MATERIAL FOR THE TASK:

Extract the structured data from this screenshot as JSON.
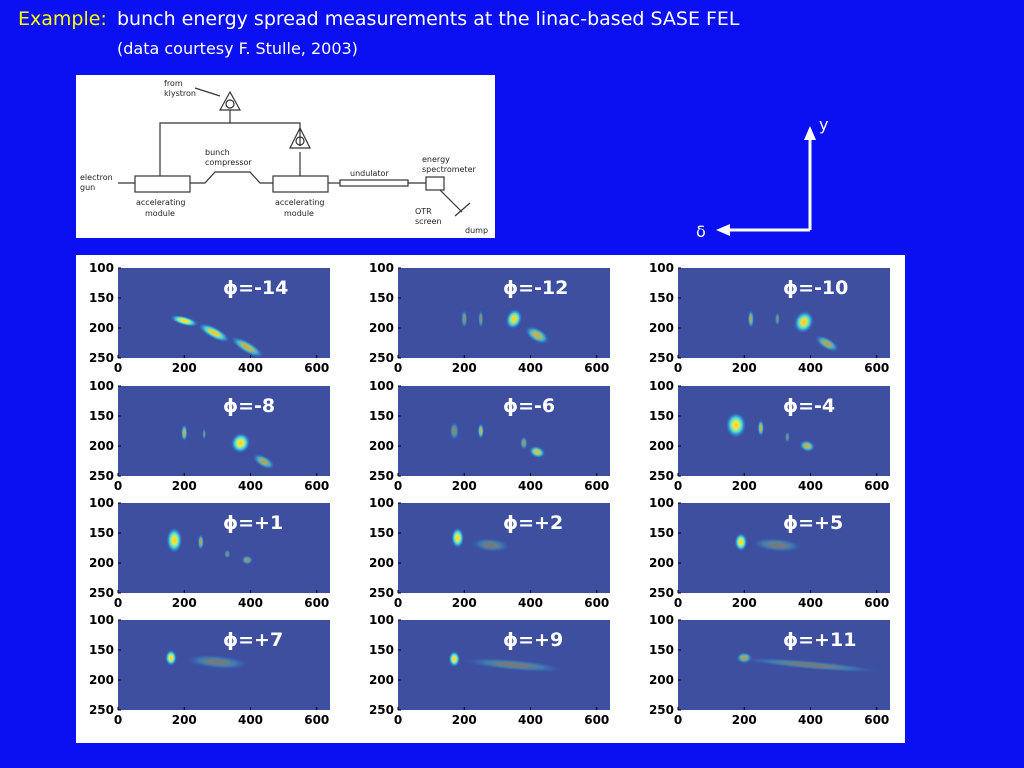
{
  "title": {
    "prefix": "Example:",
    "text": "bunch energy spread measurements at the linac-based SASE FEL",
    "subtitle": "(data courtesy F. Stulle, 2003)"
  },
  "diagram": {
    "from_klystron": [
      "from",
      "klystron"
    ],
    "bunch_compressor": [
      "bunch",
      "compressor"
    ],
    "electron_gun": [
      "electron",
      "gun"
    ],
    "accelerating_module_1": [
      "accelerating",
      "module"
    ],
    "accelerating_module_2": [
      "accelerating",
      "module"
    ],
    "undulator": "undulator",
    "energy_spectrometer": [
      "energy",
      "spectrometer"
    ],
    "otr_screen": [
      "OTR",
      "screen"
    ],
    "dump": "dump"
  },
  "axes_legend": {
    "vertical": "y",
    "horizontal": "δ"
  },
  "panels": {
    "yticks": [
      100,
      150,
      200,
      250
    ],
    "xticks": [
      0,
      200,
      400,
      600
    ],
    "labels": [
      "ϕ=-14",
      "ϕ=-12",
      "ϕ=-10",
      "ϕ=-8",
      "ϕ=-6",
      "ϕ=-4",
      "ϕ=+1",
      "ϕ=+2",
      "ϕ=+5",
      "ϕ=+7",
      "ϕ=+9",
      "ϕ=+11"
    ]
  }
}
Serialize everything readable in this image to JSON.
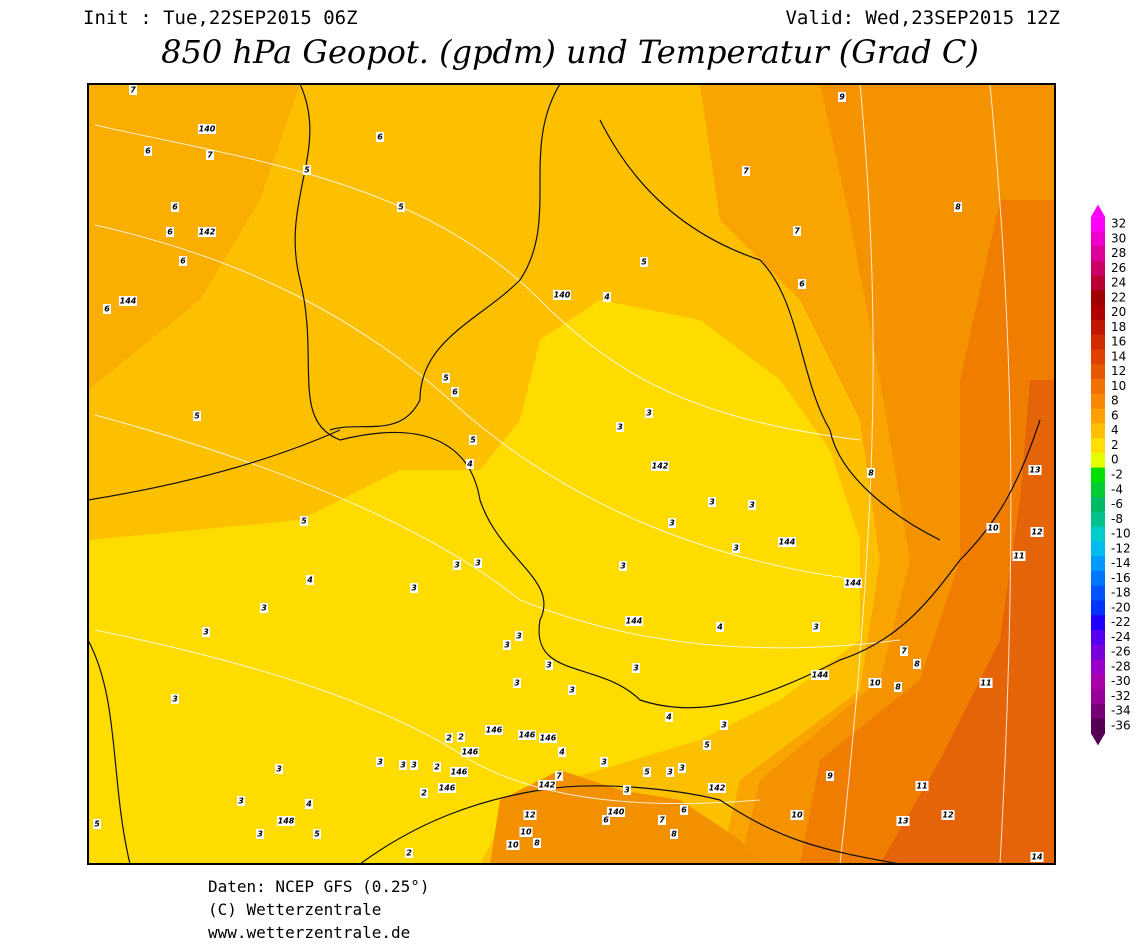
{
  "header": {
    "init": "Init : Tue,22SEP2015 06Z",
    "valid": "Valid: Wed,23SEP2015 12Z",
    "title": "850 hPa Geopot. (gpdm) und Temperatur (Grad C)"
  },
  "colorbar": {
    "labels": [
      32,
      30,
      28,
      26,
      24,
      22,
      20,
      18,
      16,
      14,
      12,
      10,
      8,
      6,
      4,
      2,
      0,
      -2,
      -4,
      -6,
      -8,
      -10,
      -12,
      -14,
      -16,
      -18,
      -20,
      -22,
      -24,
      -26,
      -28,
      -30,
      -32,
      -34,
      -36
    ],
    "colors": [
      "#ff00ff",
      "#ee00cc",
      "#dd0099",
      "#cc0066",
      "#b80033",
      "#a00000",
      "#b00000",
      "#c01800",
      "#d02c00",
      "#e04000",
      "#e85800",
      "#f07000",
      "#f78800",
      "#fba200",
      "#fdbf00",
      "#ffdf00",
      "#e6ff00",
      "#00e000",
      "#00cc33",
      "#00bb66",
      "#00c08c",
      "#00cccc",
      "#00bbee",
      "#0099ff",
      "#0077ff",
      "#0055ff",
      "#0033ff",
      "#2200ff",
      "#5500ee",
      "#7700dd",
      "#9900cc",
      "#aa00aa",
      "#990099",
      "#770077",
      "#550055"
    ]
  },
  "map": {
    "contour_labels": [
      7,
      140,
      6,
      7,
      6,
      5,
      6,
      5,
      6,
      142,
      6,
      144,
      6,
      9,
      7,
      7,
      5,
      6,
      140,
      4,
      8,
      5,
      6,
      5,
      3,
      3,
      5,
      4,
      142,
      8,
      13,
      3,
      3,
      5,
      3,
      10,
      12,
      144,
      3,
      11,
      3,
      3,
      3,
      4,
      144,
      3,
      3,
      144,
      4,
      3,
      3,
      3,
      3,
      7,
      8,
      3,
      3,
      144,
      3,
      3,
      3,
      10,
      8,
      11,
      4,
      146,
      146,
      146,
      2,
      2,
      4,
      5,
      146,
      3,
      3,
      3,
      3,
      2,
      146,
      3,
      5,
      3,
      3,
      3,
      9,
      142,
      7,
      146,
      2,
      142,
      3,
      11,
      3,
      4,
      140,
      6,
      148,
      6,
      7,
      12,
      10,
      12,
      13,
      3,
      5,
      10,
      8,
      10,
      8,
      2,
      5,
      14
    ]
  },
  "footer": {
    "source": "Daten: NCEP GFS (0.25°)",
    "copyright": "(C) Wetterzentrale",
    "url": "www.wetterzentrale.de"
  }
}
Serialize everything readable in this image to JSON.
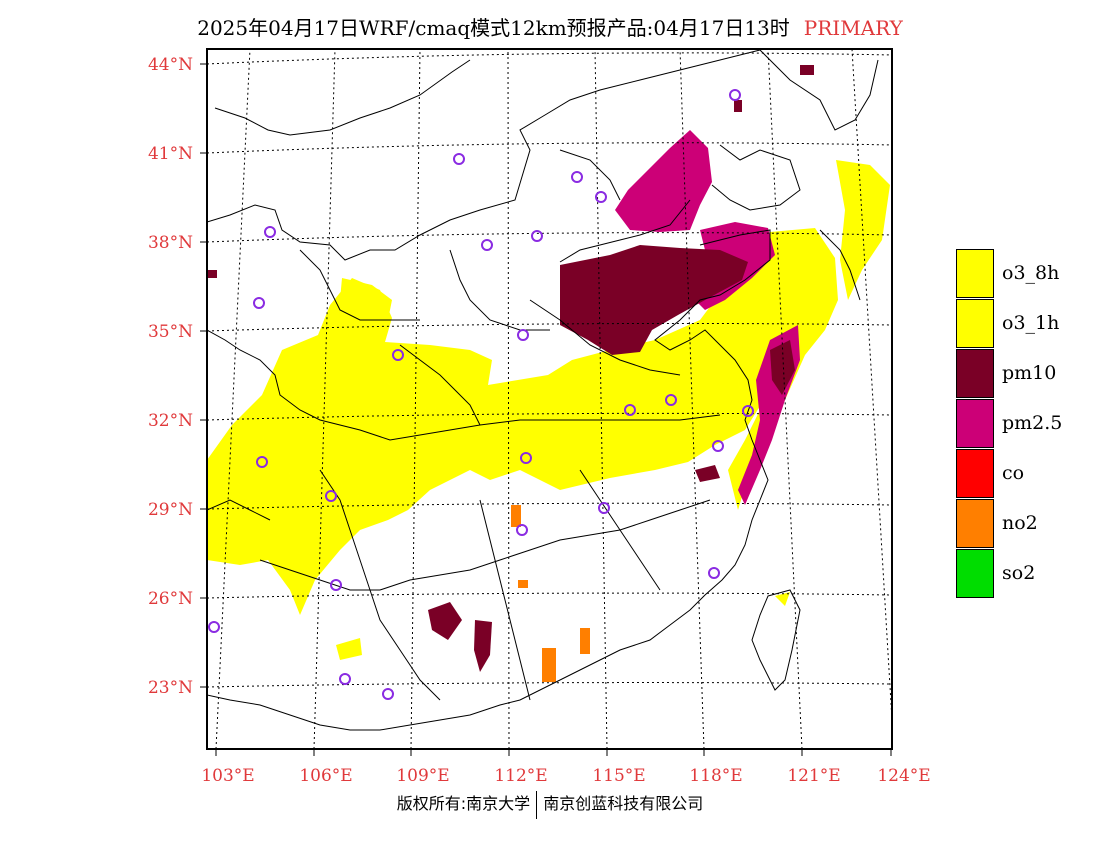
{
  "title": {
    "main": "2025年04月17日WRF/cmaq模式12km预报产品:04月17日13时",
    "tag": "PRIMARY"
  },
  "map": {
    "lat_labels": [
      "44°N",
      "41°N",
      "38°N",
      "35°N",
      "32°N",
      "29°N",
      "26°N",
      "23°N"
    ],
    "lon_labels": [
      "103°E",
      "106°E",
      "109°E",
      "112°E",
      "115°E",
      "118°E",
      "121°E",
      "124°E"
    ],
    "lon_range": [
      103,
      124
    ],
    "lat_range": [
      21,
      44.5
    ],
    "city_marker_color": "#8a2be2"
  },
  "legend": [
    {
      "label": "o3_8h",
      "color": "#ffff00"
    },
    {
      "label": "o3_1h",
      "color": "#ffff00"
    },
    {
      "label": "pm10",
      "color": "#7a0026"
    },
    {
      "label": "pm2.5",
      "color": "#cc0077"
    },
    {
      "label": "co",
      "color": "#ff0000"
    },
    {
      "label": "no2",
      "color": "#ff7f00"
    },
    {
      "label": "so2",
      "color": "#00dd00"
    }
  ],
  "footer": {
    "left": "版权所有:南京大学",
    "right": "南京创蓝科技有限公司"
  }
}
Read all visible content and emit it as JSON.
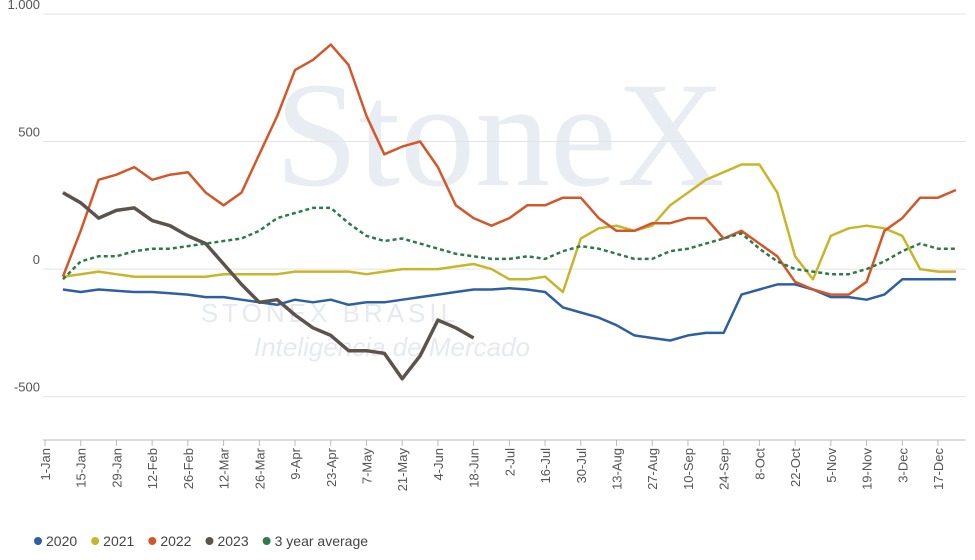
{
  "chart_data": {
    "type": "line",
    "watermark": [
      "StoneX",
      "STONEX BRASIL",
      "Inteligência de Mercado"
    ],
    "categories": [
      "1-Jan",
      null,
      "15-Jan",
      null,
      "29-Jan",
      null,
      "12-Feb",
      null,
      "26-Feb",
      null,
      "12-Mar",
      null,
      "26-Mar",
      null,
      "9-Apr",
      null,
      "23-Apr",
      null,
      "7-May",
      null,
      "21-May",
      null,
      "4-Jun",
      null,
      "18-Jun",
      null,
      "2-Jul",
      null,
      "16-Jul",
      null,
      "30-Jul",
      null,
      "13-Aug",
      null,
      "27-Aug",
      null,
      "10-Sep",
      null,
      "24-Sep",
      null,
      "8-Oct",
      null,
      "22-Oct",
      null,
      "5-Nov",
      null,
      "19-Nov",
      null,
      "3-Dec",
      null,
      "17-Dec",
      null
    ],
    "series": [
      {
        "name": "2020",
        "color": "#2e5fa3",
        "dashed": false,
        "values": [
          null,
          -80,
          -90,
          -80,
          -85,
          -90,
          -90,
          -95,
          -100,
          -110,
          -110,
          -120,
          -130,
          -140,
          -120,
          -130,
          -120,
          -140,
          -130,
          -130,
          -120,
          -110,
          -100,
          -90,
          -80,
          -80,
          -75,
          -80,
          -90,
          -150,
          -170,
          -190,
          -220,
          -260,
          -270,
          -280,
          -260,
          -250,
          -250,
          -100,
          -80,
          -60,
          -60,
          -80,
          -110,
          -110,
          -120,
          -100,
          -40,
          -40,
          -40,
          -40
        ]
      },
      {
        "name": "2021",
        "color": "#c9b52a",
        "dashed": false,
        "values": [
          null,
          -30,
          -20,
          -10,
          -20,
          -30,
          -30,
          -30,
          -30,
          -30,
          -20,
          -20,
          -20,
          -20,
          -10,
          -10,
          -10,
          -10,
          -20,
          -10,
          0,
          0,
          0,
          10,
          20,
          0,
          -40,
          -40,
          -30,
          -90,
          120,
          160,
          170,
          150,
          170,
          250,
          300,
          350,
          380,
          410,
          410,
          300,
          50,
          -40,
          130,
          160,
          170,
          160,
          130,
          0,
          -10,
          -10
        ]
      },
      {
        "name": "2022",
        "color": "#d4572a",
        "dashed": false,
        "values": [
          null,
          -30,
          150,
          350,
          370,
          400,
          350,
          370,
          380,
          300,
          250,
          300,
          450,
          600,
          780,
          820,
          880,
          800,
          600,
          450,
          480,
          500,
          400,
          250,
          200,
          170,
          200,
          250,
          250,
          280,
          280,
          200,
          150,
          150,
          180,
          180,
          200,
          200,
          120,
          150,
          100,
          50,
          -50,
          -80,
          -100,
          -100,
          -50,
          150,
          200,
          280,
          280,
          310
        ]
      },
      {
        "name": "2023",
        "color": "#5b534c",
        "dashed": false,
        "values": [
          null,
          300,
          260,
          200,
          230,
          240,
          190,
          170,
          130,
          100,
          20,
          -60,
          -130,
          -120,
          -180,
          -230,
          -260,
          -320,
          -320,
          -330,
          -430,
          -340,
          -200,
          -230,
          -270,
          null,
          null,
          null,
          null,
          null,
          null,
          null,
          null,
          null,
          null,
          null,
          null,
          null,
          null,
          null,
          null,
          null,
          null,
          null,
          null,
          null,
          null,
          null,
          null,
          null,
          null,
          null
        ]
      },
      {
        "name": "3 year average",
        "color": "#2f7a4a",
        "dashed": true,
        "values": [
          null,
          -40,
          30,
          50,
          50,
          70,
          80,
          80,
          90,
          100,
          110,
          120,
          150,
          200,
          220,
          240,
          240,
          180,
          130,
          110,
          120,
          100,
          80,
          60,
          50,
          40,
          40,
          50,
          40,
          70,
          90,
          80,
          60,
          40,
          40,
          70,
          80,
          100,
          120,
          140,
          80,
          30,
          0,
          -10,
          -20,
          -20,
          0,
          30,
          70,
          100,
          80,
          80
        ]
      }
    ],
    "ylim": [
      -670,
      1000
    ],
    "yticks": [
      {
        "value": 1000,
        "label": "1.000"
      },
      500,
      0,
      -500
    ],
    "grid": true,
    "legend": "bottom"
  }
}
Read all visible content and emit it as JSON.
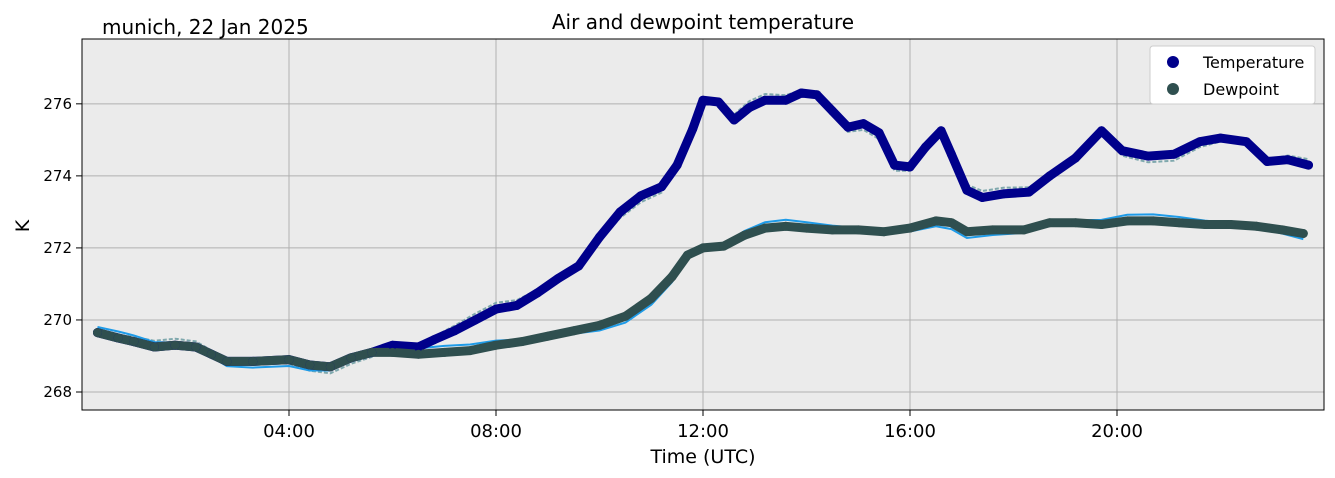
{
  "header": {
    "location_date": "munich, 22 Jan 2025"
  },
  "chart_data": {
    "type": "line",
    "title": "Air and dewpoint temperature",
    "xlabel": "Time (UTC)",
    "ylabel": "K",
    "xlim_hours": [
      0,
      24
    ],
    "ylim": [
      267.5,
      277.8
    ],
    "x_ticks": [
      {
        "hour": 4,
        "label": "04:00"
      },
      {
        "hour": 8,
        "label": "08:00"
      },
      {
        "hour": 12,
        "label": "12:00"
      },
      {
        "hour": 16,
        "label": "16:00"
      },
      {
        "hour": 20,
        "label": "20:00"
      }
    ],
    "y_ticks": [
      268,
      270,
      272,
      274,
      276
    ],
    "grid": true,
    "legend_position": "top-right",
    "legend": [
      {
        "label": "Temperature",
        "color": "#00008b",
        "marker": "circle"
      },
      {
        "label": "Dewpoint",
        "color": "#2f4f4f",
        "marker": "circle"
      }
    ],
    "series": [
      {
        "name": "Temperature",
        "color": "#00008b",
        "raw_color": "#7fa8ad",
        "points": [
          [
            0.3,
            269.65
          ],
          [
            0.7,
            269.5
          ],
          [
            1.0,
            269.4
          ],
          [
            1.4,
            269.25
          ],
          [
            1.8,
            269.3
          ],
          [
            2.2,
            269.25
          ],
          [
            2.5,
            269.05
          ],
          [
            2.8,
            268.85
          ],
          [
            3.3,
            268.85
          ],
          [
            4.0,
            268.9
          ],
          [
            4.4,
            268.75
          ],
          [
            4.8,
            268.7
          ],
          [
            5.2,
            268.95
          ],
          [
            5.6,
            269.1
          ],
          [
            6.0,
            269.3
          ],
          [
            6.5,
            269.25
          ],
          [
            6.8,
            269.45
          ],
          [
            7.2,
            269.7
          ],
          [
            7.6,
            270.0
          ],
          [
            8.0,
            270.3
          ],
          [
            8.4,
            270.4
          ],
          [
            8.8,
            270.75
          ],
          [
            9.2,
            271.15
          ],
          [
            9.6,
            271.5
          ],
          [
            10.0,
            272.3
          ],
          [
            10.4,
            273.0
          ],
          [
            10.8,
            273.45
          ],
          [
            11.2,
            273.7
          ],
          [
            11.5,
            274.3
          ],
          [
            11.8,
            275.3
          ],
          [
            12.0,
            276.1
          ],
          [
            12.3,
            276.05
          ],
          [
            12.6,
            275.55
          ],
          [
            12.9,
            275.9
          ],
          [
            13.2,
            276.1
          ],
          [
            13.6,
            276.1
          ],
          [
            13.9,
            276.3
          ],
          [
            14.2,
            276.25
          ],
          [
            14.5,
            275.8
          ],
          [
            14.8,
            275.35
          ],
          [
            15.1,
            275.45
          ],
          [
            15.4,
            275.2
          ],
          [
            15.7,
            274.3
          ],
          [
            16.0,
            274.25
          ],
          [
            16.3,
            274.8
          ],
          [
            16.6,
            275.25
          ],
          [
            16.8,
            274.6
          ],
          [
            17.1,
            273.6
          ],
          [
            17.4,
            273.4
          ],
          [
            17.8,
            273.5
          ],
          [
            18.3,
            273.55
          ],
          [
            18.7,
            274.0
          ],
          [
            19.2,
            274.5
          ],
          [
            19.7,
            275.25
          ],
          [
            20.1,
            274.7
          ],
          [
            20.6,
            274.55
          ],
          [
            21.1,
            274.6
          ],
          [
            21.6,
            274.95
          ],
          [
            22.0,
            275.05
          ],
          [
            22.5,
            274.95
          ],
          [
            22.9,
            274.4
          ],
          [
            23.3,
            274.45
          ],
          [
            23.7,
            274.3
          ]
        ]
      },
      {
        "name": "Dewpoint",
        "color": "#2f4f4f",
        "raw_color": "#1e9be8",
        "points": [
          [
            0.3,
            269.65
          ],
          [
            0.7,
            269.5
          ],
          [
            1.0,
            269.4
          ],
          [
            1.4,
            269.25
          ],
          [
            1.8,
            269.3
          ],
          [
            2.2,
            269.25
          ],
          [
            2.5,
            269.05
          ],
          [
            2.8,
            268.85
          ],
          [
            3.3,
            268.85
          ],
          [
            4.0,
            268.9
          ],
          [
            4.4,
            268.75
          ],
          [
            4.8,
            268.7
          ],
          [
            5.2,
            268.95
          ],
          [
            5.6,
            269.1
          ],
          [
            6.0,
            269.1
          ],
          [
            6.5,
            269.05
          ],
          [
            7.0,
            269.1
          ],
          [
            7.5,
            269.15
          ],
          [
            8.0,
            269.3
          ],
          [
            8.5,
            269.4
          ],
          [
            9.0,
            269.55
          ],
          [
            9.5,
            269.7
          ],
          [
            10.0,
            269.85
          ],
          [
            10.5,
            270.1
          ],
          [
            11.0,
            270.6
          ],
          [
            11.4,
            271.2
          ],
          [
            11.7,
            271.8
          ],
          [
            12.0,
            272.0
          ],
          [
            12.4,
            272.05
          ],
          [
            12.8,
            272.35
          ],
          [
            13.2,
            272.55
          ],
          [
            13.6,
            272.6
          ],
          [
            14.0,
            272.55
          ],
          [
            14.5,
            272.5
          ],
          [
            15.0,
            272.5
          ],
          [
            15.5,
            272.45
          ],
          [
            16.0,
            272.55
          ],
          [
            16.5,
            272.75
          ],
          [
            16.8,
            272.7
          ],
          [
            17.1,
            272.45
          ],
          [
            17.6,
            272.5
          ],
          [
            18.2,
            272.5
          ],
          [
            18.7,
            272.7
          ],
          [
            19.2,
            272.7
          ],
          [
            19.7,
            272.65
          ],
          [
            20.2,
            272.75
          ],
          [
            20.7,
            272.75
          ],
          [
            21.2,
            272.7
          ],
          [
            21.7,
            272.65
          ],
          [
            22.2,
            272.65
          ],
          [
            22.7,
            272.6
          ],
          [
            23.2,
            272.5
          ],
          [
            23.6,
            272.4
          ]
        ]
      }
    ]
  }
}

INSTRUCTIONS TO FOLLOW:
Search the records for the string "name" and return every line in which it occurs.

OUTPUT OF THE EXERCISE:
        "name": "2020",
        "name": "2021",
        "name": "2022",
        "name": "2023",
        "name": "3 year average",
        "name": "Temperature",
        "name": "Dewpoint",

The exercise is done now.